_Assignment_
Return the data below in full, matching every line exactly.

Dataset items

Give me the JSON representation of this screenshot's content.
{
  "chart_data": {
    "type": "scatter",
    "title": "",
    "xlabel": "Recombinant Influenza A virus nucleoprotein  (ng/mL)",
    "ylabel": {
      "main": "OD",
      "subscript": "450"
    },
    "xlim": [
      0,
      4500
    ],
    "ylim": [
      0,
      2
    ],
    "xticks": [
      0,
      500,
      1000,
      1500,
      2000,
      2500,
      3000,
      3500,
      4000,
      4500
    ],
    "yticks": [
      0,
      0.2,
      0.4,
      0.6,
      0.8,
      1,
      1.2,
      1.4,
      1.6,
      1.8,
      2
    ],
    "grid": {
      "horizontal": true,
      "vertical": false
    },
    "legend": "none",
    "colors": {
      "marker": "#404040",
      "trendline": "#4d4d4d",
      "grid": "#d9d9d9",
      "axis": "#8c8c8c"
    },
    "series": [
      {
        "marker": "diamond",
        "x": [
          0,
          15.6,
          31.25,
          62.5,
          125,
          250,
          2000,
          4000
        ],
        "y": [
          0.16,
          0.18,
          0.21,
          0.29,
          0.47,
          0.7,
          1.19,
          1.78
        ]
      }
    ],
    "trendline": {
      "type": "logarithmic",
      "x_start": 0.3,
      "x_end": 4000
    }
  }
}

_Result of this exercise_
Give me the JSON representation of this screenshot's content.
{
  "chart_data": {
    "type": "scatter",
    "title": "",
    "xlabel": "Recombinant Influenza A virus nucleoprotein  (ng/mL)",
    "ylabel": {
      "main": "OD",
      "subscript": "450"
    },
    "xlim": [
      0,
      4500
    ],
    "ylim": [
      0,
      2
    ],
    "xticks": [
      0,
      500,
      1000,
      1500,
      2000,
      2500,
      3000,
      3500,
      4000,
      4500
    ],
    "yticks": [
      0,
      0.2,
      0.4,
      0.6,
      0.8,
      1,
      1.2,
      1.4,
      1.6,
      1.8,
      2
    ],
    "grid": {
      "horizontal": true,
      "vertical": false
    },
    "legend": "none",
    "colors": {
      "marker": "#404040",
      "trendline": "#4d4d4d",
      "grid": "#d9d9d9",
      "axis": "#8c8c8c"
    },
    "series": [
      {
        "marker": "diamond",
        "x": [
          0,
          15.6,
          31.25,
          62.5,
          125,
          250,
          2000,
          4000
        ],
        "y": [
          0.16,
          0.18,
          0.21,
          0.29,
          0.47,
          0.7,
          1.19,
          1.78
        ]
      }
    ],
    "trendline": {
      "type": "logarithmic",
      "x_start": 0.3,
      "x_end": 4000
    }
  }
}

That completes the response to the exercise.